**EXERCISE TASK 1:** Update the entries from the start through the line that contains "series-line (973, 340, 1720, 548)", replacing "bar-segment" with "bar-piece" and leaving everything else as it is.

**GIVEN TEXT:**
This must be a non-empty ACL2 string that consists of ASCII letters, digits, underscores, and dashes. The full names of the generated files are obtained by appending the extension .h or .c to this string.

The files are generated in the directory specified by :output-dir. The files may or may not exist: if they do not exist, they are created; if they exist, they are overwritten.

:header — default nil

Specifies whether a header (i.e. a .h file) should be generated or not.

This must be one of the following:

  • t, to generate a header.
  • nil, to not generate a header.

A source file (i.e. a .c file is always generated; the :header input only affects the generation of the header.

If ATC is used to generate C code that is not standalone but is meant to be called by external C code, the :header input should be t, so that the external C code can include the header. If ATC is used to generate standalone C code, presumably including a function called main with appropriate types, then :header input should be nil.

:pretty-printing — default nil

Specifies options for how the generated C code is pretty-printed.

This must be a keyword-value list (opt-name1 opt-value1 opt-name2 opt-value2 ...) where each opt-namek is a keyword among the ones described below, and each opt-valuek is one of the allowed values for the corresponding keyword as described below.

The following pretty-printing options are supported:

  • :parenthesize-nested-conditionals t/nil, where t/nil is either t or nil. This option specifies whether a conditional expression that is the `then' or `else' branch of another conditional expression is parenthesized or not. The parentheses are not necessary according to the precedence rules of C, but may help make the code more readable. The default value of this option is nil, which means that no parentheses are added. If this option is t, then parentheses are added. For example, based on whether this option is nil or t, an expression may be printed as either
    a ? b ? c : d : e ? f g
    or
    a ? (b ? c : e) : (e ? f : g)

**RECORDS FOR THIS TASK:**
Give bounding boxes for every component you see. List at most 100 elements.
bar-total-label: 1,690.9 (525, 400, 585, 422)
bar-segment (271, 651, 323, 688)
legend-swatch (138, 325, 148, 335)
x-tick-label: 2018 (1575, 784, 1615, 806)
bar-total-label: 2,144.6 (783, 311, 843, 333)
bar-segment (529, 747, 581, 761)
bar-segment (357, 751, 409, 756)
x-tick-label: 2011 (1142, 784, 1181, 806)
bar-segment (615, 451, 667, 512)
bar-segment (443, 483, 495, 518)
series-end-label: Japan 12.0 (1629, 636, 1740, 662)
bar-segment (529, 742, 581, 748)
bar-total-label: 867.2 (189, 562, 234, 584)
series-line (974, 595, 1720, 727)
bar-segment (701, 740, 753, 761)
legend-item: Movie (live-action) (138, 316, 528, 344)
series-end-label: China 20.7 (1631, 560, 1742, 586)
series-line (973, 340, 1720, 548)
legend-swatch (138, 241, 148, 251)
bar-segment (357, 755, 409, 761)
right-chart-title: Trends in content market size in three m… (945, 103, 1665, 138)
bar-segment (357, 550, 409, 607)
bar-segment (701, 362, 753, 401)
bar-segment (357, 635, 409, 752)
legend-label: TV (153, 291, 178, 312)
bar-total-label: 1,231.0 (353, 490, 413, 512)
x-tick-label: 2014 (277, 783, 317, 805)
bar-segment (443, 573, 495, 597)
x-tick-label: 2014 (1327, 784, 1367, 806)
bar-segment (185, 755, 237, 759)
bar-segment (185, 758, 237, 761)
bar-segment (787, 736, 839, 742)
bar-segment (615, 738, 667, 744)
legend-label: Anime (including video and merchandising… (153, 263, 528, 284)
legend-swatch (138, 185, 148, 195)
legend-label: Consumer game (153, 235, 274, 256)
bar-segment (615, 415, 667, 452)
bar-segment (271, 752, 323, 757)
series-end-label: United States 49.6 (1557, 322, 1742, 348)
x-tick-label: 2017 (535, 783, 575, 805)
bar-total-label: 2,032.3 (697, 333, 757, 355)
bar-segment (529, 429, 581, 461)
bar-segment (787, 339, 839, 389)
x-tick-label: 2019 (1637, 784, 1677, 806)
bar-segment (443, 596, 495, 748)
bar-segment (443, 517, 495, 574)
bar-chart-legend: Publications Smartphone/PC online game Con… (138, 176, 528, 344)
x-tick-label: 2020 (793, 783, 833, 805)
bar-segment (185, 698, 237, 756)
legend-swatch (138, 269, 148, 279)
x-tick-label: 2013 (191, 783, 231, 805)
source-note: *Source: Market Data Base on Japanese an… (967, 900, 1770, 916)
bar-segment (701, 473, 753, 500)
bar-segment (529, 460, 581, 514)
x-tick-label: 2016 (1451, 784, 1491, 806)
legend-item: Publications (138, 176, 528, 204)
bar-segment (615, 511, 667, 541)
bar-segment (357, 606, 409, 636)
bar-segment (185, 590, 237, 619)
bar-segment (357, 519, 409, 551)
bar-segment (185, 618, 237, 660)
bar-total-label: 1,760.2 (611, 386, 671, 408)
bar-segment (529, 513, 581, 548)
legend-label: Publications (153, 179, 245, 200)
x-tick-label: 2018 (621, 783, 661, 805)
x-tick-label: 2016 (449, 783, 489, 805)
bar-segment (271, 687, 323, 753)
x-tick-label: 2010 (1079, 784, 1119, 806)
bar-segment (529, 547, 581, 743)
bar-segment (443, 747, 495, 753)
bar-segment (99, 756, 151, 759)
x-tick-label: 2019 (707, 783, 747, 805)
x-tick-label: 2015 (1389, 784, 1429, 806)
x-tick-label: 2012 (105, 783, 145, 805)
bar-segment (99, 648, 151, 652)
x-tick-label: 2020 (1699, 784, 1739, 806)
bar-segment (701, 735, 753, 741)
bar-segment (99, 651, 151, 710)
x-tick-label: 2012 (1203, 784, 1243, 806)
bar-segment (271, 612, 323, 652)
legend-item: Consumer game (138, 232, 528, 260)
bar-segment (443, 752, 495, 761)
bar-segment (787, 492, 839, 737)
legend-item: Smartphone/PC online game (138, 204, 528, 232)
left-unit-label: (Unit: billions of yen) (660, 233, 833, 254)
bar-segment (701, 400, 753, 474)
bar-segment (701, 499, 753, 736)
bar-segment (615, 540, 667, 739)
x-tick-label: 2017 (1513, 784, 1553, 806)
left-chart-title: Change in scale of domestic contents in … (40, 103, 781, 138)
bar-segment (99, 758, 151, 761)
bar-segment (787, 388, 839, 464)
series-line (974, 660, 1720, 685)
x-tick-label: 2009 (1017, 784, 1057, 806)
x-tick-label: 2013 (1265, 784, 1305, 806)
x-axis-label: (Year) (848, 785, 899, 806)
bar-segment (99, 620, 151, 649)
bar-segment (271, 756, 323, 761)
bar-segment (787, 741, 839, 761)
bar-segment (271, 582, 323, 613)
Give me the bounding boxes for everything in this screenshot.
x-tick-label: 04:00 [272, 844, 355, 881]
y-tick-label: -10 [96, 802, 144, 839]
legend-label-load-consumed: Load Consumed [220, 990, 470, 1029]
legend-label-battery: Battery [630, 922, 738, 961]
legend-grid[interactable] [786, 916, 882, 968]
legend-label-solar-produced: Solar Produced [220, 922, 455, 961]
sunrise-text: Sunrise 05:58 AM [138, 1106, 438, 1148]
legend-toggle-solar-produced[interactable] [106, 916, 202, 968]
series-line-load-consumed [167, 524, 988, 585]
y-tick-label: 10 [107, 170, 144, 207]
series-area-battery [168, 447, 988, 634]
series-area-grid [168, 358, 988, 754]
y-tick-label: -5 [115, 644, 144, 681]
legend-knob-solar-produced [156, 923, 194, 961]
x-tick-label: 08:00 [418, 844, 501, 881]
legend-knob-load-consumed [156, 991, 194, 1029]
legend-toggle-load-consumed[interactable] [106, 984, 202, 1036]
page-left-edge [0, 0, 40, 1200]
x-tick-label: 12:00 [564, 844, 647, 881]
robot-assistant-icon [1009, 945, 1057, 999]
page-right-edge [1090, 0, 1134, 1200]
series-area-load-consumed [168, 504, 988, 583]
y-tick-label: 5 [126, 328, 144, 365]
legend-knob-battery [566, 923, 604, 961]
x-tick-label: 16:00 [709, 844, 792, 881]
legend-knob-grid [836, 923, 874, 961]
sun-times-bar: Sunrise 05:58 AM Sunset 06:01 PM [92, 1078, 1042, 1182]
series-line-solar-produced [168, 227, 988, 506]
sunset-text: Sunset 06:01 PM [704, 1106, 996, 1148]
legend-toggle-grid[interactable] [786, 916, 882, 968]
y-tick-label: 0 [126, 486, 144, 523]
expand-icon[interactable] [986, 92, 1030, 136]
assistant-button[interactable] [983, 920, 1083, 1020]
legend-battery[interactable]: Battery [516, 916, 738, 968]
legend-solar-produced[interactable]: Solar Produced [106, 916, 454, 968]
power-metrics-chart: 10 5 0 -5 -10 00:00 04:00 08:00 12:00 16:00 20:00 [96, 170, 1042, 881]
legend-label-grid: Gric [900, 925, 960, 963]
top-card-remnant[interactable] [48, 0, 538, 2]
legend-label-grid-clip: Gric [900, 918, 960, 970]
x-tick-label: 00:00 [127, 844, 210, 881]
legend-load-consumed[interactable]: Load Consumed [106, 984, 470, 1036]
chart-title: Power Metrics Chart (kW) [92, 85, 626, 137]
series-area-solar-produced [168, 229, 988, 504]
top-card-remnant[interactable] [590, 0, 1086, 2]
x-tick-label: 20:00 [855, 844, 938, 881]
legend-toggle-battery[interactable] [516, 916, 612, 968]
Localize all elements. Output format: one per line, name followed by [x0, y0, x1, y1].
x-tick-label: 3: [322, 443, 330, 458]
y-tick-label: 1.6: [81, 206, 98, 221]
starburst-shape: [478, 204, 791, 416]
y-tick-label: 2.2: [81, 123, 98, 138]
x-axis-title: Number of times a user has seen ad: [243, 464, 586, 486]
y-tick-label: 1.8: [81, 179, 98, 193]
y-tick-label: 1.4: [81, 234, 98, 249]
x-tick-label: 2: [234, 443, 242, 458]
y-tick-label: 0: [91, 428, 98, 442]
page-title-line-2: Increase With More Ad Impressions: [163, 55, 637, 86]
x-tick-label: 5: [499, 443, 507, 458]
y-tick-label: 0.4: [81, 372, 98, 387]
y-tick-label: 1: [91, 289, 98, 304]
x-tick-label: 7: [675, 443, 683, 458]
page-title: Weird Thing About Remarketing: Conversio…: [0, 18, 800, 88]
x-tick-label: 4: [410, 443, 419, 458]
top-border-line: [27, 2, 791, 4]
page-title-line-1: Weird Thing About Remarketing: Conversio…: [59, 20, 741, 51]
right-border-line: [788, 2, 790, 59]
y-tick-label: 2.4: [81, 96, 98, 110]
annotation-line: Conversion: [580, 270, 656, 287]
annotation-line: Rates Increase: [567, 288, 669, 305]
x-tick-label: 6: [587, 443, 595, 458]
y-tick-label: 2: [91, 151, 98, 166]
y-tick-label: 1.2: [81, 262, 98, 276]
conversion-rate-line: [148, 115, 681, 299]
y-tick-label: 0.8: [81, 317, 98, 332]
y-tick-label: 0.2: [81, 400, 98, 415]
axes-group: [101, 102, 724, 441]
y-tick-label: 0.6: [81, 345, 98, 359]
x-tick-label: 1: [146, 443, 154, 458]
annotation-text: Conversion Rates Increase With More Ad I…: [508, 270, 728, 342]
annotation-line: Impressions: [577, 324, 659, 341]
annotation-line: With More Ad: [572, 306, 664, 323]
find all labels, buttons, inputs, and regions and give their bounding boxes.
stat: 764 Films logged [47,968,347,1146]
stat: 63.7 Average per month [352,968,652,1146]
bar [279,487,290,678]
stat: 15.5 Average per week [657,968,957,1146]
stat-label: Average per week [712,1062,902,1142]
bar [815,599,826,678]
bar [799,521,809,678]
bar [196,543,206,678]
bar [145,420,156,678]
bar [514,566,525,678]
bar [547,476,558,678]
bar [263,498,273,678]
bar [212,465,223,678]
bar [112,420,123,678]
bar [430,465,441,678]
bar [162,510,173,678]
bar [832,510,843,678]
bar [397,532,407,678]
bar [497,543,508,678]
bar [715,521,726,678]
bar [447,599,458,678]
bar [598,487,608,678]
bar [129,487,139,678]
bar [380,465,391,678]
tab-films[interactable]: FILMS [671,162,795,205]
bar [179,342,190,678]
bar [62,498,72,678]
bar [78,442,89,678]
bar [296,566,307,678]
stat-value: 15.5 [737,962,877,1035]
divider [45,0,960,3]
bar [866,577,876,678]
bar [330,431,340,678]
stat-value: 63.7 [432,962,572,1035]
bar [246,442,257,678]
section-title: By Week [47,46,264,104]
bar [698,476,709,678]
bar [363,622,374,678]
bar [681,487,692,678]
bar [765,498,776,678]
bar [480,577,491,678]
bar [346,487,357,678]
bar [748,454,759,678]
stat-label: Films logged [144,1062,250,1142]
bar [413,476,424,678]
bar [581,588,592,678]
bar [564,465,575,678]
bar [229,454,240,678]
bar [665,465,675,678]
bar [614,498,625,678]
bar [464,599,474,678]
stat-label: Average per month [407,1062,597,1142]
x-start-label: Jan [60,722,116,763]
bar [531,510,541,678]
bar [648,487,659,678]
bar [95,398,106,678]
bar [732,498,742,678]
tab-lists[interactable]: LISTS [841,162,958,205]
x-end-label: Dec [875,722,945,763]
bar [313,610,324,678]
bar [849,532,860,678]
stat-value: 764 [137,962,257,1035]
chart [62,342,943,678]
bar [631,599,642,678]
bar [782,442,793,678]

**EXERCISE TASK 2:** Continue the text on ATC's options for generating C files from the point where it stops.

**WRITTEN REPLY 1:**
Give bounding boxes for every component you see. List at most 100 elements.
bar-total-label: 1,690.9 (525, 400, 585, 422)
bar-piece (271, 651, 323, 688)
legend-swatch (138, 325, 148, 335)
x-tick-label: 2018 (1575, 784, 1615, 806)
bar-total-label: 2,144.6 (783, 311, 843, 333)
bar-piece (529, 747, 581, 761)
bar-piece (357, 751, 409, 756)
x-tick-label: 2011 (1142, 784, 1181, 806)
bar-piece (615, 451, 667, 512)
bar-piece (443, 483, 495, 518)
series-end-label: Japan 12.0 (1629, 636, 1740, 662)
bar-piece (529, 742, 581, 748)
bar-total-label: 867.2 (189, 562, 234, 584)
series-line (974, 595, 1720, 727)
bar-piece (701, 740, 753, 761)
legend-item: Movie (live-action) (138, 316, 528, 344)
series-end-label: China 20.7 (1631, 560, 1742, 586)
series-line (973, 340, 1720, 548)

**WRITTEN REPLY 2:**
    .

This is currently the only supported pretty-printing option. More options, to control additional aspects of the pretty-print of the C code, may be added in the future.

:proofs — default t

Specifies whether proofs should be generated or not.

This must be one of the following:

  • t, to generate proofs.
  • nil, to not generate proofs.

While it is obviously recommended to generate proofs, setting this to nil may be useful in case proof generation is (temporarily) broken.

:const-name — default :auto

Name of the generated ACL2 named constant that holds the abstract syntax tree of the generated C program.

This must be one of the following:

  • :auto, to use the symbol *program* in the "C" package.
  • Any other symbol, to use as the name of the constant.

In the rest of this documentation page, let *program* be the symbol specified by this input, if applicable (i.e. when :proofs is t).

:print — default :result

Specifies what is printed on the screen.

It must be one of the following:

  • :error, to print only error output (if any).
  • :result, to print, besides any error output, also the results of ATC. This is the default value of the :print input.
  • :info, to print, besides any error output and the results, also some additional information about the internal operation of ATC.
  • :all, to print, besides any error output, the results, and the additional information, also ACL2's output in response to all the submitted events.

The errors are printed as error output. The results and the additional information are printed as comment output. The ACL2 output enabled by :print :all may consist of output of various kinds.

If :print is :error or :result or :info, ATC suppresses all kinds of outputs (via with-output) except for error and comment output. Otherwise, ATC does not suppress any output. However, the actual output depends on which outputs are enabled or not prior to the call of ATC, including any with-output that may wrap the call of ATC.

Representation of C Code in ACL2

Currently ATC supports the ACL2 representation of a single source file (i.e. a file with extension .c), optionally accompanied by a header (i.e. a file with extension .h), based on the :header input. If :header is nil, the source file consists of one or more C function definitions, zero or more C external object declarations, and zero or more C structure type declarations. If :header is t, the header consists of one or more function declarations, zero or more C external object declarations without initializers, and zero or more C structure type declarations, while the source file consists of one or more function definitions and zero or more C external object declarations with initializers, corresponding to the function declarations and the external object declarations in the header.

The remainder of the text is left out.